Extract every record, exactly as written, and ignore the pictures.

── Dataset records

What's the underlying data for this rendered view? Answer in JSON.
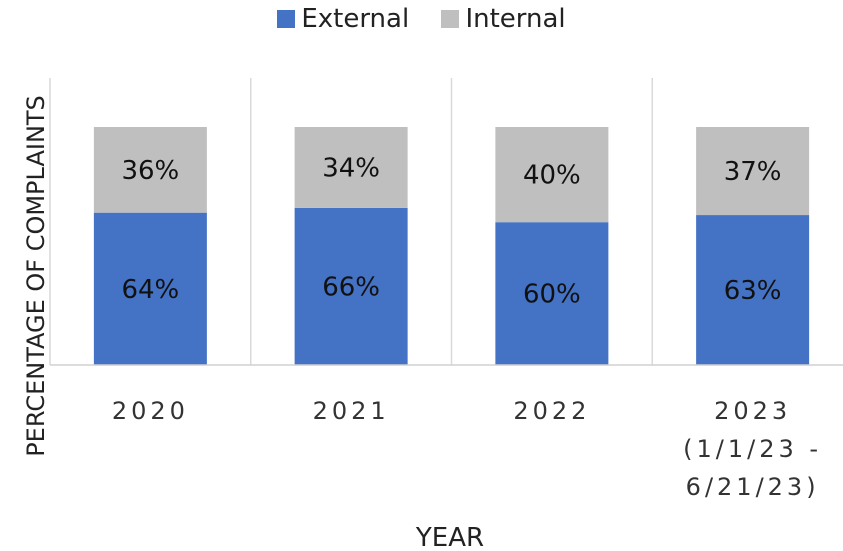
{
  "chart_data": {
    "type": "bar",
    "stacked": true,
    "title": "",
    "xlabel": "YEAR",
    "ylabel": "PERCENTAGE OF COMPLAINTS",
    "categories": [
      [
        "2020"
      ],
      [
        "2021"
      ],
      [
        "2022"
      ],
      [
        "2023",
        "(1/1/23 -",
        "6/21/23)"
      ]
    ],
    "series": [
      {
        "name": "External",
        "color": "#4472C4",
        "values": [
          64,
          66,
          60,
          63
        ]
      },
      {
        "name": "Internal",
        "color": "#BFBFBF",
        "values": [
          36,
          34,
          40,
          37
        ]
      }
    ],
    "data_labels": [
      [
        "64%",
        "66%",
        "60%",
        "63%"
      ],
      [
        "36%",
        "34%",
        "40%",
        "37%"
      ]
    ],
    "ylim": [
      0,
      100
    ],
    "grid": false,
    "category_separators": true,
    "legend_position": "top"
  }
}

────

= Answer for the task =
What's the underlying data for this rendered view? Answer in JSON.
{
  "chart_data": {
    "type": "bar",
    "stacked": true,
    "title": "",
    "xlabel": "YEAR",
    "ylabel": "PERCENTAGE OF COMPLAINTS",
    "categories": [
      [
        "2020"
      ],
      [
        "2021"
      ],
      [
        "2022"
      ],
      [
        "2023",
        "(1/1/23 -",
        "6/21/23)"
      ]
    ],
    "series": [
      {
        "name": "External",
        "color": "#4472C4",
        "values": [
          64,
          66,
          60,
          63
        ]
      },
      {
        "name": "Internal",
        "color": "#BFBFBF",
        "values": [
          36,
          34,
          40,
          37
        ]
      }
    ],
    "data_labels": [
      [
        "64%",
        "66%",
        "60%",
        "63%"
      ],
      [
        "36%",
        "34%",
        "40%",
        "37%"
      ]
    ],
    "ylim": [
      0,
      100
    ],
    "grid": false,
    "category_separators": true,
    "legend_position": "top"
  }
}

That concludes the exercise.